● Aim of the exercise
Pictures appear in the records below; write out everything else exactly.

● Records for processing
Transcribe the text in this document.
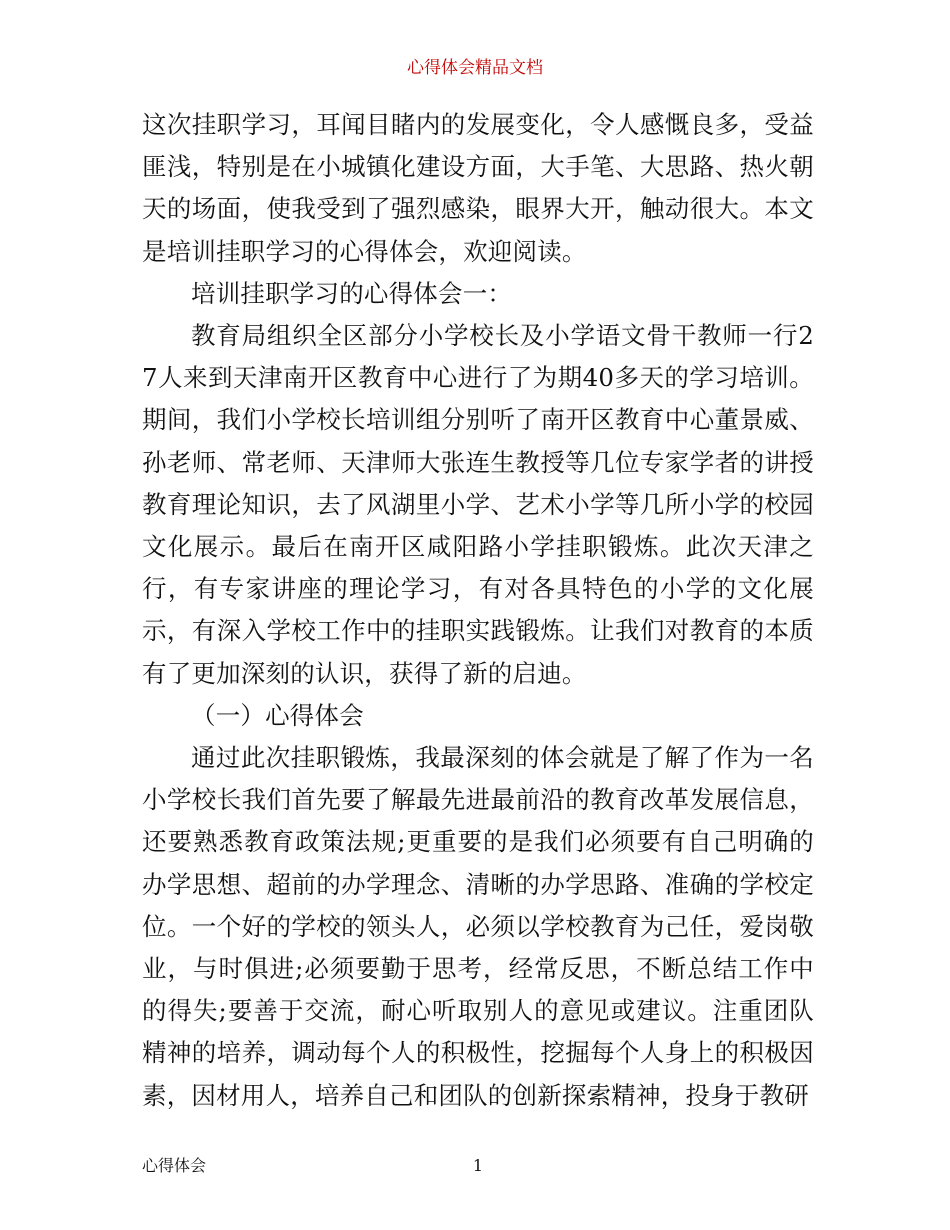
心得体会精品文档

这次挂职学习，耳闻目睹内的发展变化，令人感慨良多，受益匪浅，特别是在小城镇化建设方面，大手笔、大思路、热火朝天的场面，使我受到了强烈感染，眼界大开，触动很大。本文是培训挂职学习的心得体会，欢迎阅读。

培训挂职学习的心得体会一：

教育局组织全区部分小学校长及小学语文骨干教师一行27人来到天津南开区教育中心进行了为期40多天的学习培训。期间，我们小学校长培训组分别听了南开区教育中心董景威、孙老师、常老师、天津师大张连生教授等几位专家学者的讲授教育理论知识，去了风湖里小学、艺术小学等几所小学的校园文化展示。最后在南开区咸阳路小学挂职锻炼。此次天津之行，有专家讲座的理论学习，有对各具特色的小学的文化展示，有深入学校工作中的挂职实践锻炼。让我们对教育的本质有了更加深刻的认识，获得了新的启迪。

（一）心得体会

通过此次挂职锻炼，我最深刻的体会就是了解了作为一名小学校长我们首先要了解最先进最前沿的教育改革发展信息，还要熟悉教育政策法规;更重要的是我们必须要有自己明确的办学思想、超前的办学理念、清晰的办学思路、准确的学校定位。一个好的学校的领头人，必须以学校教育为己任，爱岗敬业，与时俱进;必须要勤于思考，经常反思，不断总结工作中的得失;要善于交流，耐心听取别人的意见或建议。注重团队精神的培养，调动每个人的积极性，挖掘每个人身上的积极因素，因材用人，培养自己和团队的创新探索精神，投身于教研

心得体会	1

● Problem solution
Transcribe the text in this document.
心得体会精品文档

这次挂职学习，耳闻目睹内的发展变化，令人感慨良多，受益匪浅，特别是在小城镇化建设方面，大手笔、大思路、热火朝天的场面，使我受到了强烈感染，眼界大开，触动很大。本文是培训挂职学习的心得体会，欢迎阅读。

培训挂职学习的心得体会一：

教育局组织全区部分小学校长及小学语文骨干教师一行27人来到天津南开区教育中心进行了为期40多天的学习培训。期间，我们小学校长培训组分别听了南开区教育中心董景威、孙老师、常老师、天津师大张连生教授等几位专家学者的讲授教育理论知识，去了风湖里小学、艺术小学等几所小学的校园文化展示。最后在南开区咸阳路小学挂职锻炼。此次天津之行，有专家讲座的理论学习，有对各具特色的小学的文化展示，有深入学校工作中的挂职实践锻炼。让我们对教育的本质有了更加深刻的认识，获得了新的启迪。

（一）心得体会

通过此次挂职锻炼，我最深刻的体会就是了解了作为一名小学校长我们首先要了解最先进最前沿的教育改革发展信息，还要熟悉教育政策法规;更重要的是我们必须要有自己明确的办学思想、超前的办学理念、清晰的办学思路、准确的学校定位。一个好的学校的领头人，必须以学校教育为己任，爱岗敬业，与时俱进;必须要勤于思考，经常反思，不断总结工作中的得失;要善于交流，耐心听取别人的意见或建议。注重团队精神的培养，调动每个人的积极性，挖掘每个人身上的积极因素，因材用人，培养自己和团队的创新探索精神，投身于教研

心得体会	1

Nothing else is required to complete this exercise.